[WHAT THE TASK ASKS]
Identify and copy all lines of the material where the string "lieu" is found.

[LISTED RECORDS]

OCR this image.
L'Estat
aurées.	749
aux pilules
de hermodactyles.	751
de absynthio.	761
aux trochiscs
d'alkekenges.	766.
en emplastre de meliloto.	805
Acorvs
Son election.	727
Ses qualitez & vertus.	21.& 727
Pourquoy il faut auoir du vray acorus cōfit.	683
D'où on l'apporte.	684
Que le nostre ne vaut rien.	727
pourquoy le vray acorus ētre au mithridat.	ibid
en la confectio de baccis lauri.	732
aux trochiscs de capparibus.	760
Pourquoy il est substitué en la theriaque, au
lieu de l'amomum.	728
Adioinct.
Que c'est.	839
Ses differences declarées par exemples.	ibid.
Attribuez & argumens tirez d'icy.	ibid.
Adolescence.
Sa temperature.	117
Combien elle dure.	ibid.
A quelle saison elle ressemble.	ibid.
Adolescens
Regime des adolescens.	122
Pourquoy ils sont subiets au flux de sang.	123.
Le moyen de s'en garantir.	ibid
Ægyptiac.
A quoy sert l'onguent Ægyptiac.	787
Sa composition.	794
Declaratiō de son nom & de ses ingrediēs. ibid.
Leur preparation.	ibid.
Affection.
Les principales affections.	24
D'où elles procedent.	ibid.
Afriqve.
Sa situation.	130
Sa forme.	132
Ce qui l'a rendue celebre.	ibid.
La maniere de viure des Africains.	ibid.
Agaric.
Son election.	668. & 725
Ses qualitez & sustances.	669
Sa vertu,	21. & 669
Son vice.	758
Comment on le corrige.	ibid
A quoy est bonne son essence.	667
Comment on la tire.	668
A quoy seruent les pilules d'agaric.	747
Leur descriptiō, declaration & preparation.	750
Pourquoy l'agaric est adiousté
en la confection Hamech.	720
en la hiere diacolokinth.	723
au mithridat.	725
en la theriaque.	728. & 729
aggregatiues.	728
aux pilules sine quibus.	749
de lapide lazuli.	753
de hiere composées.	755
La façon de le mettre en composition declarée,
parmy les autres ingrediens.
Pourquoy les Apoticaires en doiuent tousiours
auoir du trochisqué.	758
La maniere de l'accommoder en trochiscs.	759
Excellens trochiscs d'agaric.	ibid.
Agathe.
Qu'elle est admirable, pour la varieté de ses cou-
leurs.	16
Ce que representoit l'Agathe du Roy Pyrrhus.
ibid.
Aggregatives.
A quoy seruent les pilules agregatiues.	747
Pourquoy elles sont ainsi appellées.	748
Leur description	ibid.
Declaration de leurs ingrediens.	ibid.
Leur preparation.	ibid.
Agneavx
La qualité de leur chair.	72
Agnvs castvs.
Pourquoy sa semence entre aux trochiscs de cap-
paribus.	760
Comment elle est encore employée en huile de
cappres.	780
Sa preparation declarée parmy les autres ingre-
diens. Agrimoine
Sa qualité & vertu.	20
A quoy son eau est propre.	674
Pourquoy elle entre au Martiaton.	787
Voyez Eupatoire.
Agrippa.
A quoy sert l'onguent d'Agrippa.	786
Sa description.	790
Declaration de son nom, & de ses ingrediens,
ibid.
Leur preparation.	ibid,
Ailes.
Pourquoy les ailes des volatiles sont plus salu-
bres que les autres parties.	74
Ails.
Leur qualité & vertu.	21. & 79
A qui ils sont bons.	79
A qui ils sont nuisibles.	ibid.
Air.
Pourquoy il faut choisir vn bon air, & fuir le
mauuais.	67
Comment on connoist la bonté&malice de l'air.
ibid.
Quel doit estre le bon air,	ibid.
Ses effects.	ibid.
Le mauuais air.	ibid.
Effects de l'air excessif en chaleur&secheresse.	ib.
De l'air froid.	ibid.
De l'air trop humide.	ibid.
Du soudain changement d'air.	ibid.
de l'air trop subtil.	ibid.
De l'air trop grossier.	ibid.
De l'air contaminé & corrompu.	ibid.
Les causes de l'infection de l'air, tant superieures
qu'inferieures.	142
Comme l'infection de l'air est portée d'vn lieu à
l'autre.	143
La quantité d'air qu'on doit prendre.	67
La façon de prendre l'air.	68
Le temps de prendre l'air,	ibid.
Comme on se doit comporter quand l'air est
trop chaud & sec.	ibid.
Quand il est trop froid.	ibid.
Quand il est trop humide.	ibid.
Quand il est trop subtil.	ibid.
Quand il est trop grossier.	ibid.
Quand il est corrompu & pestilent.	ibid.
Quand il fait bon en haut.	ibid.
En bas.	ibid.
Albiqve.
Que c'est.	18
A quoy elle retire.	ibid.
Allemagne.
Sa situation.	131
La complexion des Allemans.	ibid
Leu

[WRITTEN ANSWER]
lieu de l'amomum.	728
Comme l'infection de l'air est portée d'vn lieu à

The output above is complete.